Assigned task: Scan the lines below for the word "Saturday". Copy each line you find it in.

Interface dataset entries:
****

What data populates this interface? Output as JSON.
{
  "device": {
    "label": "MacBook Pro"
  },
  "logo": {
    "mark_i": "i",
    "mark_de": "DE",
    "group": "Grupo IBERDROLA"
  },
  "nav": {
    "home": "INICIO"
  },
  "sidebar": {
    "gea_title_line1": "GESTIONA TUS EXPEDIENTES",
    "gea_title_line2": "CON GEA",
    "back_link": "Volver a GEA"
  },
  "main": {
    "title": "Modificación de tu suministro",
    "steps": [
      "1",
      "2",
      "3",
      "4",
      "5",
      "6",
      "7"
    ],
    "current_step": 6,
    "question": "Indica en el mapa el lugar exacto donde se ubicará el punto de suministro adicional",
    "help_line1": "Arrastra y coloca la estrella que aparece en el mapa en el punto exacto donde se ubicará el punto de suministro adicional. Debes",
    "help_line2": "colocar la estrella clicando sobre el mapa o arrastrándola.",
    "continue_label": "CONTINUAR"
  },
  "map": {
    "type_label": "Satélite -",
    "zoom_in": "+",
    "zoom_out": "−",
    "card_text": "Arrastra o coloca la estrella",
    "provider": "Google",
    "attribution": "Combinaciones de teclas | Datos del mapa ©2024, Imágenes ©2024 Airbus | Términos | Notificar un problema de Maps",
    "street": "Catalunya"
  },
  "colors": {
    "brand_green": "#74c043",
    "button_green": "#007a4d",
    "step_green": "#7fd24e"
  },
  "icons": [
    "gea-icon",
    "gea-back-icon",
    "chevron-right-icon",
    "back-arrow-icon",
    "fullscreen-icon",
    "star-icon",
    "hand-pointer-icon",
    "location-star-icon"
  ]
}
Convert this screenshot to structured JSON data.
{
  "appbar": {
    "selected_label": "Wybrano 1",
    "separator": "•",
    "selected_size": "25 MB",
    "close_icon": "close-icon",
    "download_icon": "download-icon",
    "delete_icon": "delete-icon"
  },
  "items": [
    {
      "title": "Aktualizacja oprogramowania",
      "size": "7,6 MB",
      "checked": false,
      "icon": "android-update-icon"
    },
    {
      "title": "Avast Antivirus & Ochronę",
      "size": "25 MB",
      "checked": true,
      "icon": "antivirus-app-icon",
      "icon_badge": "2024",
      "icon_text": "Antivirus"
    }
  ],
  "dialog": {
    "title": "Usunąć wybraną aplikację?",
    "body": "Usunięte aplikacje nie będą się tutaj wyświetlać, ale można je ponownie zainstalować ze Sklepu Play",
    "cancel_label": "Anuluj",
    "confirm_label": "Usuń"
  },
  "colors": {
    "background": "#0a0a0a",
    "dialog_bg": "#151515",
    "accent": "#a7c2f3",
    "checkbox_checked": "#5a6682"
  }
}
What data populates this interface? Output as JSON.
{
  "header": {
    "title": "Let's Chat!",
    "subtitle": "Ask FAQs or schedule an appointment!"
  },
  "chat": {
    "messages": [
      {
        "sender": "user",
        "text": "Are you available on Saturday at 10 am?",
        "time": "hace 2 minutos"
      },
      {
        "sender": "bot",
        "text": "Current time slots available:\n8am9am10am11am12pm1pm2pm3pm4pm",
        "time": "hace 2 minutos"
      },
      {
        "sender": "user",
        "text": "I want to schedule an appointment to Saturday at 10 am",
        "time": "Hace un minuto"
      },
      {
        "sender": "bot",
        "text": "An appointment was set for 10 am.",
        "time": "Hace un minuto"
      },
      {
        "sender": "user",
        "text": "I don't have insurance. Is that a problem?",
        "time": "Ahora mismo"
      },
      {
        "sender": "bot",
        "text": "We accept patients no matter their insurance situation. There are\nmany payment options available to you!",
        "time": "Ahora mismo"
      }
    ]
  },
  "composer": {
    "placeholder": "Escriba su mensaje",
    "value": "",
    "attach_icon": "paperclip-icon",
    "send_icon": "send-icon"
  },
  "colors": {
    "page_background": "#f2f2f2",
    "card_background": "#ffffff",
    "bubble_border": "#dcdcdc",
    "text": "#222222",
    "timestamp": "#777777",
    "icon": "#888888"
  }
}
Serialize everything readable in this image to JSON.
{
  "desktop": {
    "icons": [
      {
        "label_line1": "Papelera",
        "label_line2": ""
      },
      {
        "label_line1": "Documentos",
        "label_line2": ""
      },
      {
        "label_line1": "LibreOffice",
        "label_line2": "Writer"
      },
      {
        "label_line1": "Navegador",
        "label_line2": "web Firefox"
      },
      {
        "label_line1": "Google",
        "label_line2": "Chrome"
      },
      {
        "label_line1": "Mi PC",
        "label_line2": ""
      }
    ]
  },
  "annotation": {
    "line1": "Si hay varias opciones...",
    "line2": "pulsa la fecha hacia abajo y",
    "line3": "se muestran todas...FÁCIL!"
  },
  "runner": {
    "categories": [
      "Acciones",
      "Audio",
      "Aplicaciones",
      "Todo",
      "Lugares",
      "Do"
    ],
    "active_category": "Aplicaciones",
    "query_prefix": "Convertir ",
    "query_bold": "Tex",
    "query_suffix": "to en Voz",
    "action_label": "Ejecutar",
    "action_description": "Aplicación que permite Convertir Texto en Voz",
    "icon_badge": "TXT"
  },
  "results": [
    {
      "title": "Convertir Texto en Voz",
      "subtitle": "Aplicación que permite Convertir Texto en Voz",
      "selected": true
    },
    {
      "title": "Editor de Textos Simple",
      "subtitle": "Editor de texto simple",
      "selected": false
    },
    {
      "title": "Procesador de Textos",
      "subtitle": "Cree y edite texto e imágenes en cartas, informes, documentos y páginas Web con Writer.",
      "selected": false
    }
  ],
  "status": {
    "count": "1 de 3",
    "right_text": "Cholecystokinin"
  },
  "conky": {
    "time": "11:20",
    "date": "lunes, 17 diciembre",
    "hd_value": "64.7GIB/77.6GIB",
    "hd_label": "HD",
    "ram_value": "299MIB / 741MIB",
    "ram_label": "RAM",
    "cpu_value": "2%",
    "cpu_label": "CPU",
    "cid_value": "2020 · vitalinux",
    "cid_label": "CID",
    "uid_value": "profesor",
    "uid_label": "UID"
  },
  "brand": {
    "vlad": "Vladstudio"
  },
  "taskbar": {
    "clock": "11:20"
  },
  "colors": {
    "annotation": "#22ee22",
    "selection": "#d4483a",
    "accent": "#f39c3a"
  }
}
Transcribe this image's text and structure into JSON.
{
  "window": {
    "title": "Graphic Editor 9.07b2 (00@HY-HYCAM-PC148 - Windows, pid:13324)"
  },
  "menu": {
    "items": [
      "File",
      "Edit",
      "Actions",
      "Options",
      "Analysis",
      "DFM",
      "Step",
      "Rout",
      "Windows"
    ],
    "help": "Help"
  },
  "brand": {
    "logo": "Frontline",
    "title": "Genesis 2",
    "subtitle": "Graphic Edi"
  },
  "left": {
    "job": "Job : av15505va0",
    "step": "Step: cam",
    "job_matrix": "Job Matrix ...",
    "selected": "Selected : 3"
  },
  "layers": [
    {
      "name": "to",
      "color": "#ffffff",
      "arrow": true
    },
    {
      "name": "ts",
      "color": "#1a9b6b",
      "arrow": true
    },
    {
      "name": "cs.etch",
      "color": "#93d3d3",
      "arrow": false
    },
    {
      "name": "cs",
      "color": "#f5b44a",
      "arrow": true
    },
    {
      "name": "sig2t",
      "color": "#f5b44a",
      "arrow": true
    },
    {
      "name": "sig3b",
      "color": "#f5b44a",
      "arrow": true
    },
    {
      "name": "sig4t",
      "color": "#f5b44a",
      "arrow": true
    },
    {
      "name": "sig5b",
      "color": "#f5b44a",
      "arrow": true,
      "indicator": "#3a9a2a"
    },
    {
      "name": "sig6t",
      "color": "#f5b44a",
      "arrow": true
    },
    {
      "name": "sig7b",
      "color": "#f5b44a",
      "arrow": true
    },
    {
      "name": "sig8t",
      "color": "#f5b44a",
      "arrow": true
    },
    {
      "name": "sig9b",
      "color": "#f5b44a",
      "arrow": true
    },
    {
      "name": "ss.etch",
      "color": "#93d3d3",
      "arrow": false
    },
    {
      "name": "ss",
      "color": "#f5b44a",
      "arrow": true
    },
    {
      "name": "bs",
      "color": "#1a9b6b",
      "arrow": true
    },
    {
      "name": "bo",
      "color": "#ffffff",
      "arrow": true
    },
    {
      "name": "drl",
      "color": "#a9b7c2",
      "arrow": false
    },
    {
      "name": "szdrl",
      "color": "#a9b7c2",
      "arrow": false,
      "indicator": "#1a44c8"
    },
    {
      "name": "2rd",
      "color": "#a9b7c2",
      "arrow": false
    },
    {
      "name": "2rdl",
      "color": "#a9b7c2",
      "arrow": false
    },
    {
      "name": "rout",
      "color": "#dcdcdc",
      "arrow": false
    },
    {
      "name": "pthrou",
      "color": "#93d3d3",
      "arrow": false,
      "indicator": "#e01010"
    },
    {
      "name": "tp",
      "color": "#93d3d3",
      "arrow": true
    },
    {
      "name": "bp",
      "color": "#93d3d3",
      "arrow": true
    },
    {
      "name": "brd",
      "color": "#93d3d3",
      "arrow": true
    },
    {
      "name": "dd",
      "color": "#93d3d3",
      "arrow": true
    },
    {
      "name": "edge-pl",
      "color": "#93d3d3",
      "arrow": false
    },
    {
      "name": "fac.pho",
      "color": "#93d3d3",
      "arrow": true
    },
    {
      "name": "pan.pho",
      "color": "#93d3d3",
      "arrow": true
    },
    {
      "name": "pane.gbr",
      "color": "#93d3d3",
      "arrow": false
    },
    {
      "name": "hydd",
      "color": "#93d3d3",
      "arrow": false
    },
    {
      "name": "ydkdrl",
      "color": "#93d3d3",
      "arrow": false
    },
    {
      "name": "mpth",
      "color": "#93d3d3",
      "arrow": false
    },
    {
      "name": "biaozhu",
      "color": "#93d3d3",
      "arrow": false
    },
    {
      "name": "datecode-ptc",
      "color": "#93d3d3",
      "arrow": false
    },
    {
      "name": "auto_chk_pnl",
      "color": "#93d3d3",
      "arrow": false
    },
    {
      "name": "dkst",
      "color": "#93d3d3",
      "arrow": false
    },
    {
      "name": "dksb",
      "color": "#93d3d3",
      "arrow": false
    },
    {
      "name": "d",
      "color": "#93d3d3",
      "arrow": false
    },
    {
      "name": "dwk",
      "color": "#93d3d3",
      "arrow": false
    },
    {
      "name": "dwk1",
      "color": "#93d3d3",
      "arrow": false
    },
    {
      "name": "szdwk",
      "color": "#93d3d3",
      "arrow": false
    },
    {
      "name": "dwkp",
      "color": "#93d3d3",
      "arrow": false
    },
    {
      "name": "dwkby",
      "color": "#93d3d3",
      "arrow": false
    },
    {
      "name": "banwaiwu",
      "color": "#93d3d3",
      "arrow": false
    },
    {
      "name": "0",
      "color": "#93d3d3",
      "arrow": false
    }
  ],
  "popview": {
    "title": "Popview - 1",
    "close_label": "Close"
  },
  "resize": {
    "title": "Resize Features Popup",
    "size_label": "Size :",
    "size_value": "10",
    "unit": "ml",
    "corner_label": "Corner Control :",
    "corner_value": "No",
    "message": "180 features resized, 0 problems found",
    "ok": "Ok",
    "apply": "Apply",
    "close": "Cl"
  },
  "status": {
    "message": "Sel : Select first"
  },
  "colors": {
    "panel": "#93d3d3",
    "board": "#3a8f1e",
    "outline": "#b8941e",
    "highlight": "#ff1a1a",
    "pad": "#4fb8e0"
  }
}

****

Response box:
        "text": "Are you available on Saturday at 10 am?",
        "text": "I want to schedule an appointment to Saturday at 10 am",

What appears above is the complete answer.